» The records
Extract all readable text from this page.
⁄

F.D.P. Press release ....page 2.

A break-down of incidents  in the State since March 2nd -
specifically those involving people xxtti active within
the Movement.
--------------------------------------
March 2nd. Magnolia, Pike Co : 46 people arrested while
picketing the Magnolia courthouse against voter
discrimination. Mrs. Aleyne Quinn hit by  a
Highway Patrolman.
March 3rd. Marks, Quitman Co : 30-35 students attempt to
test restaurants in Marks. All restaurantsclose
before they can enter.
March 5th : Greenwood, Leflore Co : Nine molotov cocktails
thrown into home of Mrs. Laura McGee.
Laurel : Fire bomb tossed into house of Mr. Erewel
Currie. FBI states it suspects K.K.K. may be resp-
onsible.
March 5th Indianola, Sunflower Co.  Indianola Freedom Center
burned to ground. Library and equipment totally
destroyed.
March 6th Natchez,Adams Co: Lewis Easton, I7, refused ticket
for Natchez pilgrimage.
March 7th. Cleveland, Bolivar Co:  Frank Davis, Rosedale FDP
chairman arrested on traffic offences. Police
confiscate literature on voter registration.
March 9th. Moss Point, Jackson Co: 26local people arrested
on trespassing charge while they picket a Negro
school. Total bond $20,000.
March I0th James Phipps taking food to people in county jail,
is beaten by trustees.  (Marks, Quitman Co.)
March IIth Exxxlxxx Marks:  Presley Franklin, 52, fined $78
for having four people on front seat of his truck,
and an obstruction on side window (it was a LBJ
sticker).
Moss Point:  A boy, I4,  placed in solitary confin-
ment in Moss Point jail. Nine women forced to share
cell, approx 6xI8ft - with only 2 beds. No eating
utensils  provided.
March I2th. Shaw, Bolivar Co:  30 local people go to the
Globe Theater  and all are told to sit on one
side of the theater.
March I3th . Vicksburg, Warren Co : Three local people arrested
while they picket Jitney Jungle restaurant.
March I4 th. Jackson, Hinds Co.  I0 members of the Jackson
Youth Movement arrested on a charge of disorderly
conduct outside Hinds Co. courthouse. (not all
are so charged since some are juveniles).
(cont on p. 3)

» Your instructions
Retype the records that precede this task, keeping them exactly the same.

» The answer
Extract all readable text from this page.
⁄

F.D.P. Press release ....page 2.

A break-down of incidents  in the State since March 2nd -
specifically those involving people xxtti active within
the Movement.
--------------------------------------
March 2nd. Magnolia, Pike Co : 46 people arrested while
picketing the Magnolia courthouse against voter
discrimination. Mrs. Aleyne Quinn hit by  a
Highway Patrolman.
March 3rd. Marks, Quitman Co : 30-35 students attempt to
test restaurants in Marks. All restaurantsclose
before they can enter.
March 5th : Greenwood, Leflore Co : Nine molotov cocktails
thrown into home of Mrs. Laura McGee.
Laurel : Fire bomb tossed into house of Mr. Erewel
Currie. FBI states it suspects K.K.K. may be resp-
onsible.
March 5th Indianola, Sunflower Co.  Indianola Freedom Center
burned to ground. Library and equipment totally
destroyed.
March 6th Natchez,Adams Co: Lewis Easton, I7, refused ticket
for Natchez pilgrimage.
March 7th. Cleveland, Bolivar Co:  Frank Davis, Rosedale FDP
chairman arrested on traffic offences. Police
confiscate literature on voter registration.
March 9th. Moss Point, Jackson Co: 26local people arrested
on trespassing charge while they picket a Negro
school. Total bond $20,000.
March I0th James Phipps taking food to people in county jail,
is beaten by trustees.  (Marks, Quitman Co.)
March IIth Exxxlxxx Marks:  Presley Franklin, 52, fined $78
for having four people on front seat of his truck,
and an obstruction on side window (it was a LBJ
sticker).
Moss Point:  A boy, I4,  placed in solitary confin-
ment in Moss Point jail. Nine women forced to share
cell, approx 6xI8ft - with only 2 beds. No eating
utensils  provided.
March I2th. Shaw, Bolivar Co:  30 local people go to the
Globe Theater  and all are told to sit on one
side of the theater.
March I3th . Vicksburg, Warren Co : Three local people arrested
while they picket Jitney Jungle restaurant.
March I4 th. Jackson, Hinds Co.  I0 members of the Jackson
Youth Movement arrested on a charge of disorderly
conduct outside Hinds Co. courthouse. (not all
are so charged since some are juveniles).
(cont on p. 3)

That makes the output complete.